STATED EXERCISE -
For the entries below, how many lines include the word "name"? Give the figure and nothing more.
※
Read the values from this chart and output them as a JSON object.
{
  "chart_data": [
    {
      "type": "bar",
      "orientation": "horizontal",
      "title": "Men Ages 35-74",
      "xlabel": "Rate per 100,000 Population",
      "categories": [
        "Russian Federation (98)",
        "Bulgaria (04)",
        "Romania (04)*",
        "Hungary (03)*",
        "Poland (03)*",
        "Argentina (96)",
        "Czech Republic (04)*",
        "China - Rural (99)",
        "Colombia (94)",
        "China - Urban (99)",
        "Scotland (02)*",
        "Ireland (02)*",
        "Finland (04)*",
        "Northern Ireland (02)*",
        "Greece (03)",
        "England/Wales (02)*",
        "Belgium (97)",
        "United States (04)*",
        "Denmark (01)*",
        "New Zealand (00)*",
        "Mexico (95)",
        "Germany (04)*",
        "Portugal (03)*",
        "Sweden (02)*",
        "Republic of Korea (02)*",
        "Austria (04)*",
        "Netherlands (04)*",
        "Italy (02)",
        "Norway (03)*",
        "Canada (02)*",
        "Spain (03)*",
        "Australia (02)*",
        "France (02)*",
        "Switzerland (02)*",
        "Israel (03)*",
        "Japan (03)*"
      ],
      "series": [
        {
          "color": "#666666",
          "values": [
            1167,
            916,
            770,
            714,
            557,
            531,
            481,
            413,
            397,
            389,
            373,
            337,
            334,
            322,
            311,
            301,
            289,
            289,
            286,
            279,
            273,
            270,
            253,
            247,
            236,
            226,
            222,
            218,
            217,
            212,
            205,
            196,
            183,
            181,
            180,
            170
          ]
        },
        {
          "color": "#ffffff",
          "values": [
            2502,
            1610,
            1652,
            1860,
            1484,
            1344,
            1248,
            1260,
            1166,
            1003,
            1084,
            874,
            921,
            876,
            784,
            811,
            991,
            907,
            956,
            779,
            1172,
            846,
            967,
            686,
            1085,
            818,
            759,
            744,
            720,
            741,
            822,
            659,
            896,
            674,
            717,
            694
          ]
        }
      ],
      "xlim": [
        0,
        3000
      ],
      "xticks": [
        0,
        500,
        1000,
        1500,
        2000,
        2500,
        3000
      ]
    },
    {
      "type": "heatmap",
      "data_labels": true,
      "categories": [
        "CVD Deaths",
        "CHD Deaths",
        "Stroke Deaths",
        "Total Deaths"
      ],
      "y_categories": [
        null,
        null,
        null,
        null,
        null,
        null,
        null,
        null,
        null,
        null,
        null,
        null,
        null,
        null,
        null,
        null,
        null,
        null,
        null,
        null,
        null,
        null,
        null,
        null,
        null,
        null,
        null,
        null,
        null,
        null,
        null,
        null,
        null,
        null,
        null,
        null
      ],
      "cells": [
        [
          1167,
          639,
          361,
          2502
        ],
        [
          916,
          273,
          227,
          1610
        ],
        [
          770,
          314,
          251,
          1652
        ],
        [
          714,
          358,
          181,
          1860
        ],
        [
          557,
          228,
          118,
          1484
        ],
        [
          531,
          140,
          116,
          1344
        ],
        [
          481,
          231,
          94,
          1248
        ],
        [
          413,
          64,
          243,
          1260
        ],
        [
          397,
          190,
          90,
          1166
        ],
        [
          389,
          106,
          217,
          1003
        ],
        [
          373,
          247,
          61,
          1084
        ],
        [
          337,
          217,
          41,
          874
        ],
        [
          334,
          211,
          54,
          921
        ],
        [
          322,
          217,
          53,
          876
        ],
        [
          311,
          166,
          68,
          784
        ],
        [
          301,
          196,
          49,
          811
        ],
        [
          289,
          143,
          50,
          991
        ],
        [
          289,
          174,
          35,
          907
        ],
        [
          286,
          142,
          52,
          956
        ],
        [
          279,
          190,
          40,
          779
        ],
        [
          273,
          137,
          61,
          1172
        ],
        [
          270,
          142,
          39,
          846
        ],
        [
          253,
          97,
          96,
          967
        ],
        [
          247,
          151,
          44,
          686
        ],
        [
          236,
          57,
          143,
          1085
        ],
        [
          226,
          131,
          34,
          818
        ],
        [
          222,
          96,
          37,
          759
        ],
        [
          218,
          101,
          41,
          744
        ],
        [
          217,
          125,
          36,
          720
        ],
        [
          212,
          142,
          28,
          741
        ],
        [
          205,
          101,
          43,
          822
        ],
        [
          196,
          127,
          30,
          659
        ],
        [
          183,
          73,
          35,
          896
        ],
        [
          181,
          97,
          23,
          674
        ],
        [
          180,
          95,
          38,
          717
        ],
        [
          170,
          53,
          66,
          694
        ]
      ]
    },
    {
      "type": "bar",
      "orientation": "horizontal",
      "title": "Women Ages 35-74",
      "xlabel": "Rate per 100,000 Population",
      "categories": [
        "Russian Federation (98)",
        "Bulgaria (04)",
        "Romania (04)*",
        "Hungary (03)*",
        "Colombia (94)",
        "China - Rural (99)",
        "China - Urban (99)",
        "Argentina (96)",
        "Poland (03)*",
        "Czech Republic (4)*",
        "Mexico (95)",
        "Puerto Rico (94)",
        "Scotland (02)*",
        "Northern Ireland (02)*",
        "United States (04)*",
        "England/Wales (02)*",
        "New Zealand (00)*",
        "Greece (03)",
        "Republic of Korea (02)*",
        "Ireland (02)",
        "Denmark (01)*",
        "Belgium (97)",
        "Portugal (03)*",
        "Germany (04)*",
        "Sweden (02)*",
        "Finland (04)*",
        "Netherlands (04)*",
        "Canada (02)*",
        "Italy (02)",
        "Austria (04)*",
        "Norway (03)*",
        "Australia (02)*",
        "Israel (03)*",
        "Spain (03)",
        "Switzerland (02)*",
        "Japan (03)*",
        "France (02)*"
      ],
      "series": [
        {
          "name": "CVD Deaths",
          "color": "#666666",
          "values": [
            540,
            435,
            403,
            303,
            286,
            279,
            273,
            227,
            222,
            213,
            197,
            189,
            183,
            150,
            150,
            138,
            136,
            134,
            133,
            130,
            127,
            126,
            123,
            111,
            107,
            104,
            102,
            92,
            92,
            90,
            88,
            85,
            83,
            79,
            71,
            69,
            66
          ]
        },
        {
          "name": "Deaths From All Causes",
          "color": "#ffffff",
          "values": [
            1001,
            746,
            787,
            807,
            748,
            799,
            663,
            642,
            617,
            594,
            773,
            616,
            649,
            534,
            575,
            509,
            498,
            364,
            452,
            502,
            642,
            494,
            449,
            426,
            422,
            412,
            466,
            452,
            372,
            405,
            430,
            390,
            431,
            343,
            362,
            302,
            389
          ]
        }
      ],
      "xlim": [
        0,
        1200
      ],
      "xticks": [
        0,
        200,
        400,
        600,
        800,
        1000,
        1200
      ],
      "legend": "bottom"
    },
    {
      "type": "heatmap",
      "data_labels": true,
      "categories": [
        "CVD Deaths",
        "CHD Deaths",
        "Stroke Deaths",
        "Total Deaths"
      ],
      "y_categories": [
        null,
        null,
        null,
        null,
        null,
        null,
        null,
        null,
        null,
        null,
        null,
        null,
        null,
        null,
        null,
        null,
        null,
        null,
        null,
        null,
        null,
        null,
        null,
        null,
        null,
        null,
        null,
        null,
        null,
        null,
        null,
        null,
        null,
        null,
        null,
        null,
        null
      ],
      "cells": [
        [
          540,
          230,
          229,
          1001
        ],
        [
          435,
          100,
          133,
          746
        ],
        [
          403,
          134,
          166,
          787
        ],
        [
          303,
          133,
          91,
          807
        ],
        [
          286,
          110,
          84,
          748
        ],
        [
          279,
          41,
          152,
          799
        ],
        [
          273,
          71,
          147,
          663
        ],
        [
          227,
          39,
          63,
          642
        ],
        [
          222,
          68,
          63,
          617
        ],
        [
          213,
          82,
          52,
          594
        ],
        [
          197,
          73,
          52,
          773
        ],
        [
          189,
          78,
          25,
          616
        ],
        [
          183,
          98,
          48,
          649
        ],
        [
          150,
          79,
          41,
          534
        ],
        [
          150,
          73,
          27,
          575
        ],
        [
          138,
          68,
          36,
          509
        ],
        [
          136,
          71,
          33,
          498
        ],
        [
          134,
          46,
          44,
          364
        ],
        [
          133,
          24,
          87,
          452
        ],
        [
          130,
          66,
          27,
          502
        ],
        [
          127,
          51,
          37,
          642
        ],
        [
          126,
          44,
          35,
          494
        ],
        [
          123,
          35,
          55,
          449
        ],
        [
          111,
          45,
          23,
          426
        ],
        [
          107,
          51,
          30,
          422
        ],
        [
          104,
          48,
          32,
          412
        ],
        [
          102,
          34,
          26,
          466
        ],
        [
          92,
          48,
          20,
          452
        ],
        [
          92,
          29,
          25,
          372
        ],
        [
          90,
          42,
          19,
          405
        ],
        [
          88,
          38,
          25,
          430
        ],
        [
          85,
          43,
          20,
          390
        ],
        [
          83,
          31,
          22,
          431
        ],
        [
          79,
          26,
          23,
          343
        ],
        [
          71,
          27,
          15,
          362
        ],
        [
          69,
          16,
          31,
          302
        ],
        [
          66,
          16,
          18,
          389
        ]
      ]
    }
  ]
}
※
EXPECTED OUTPUT -
2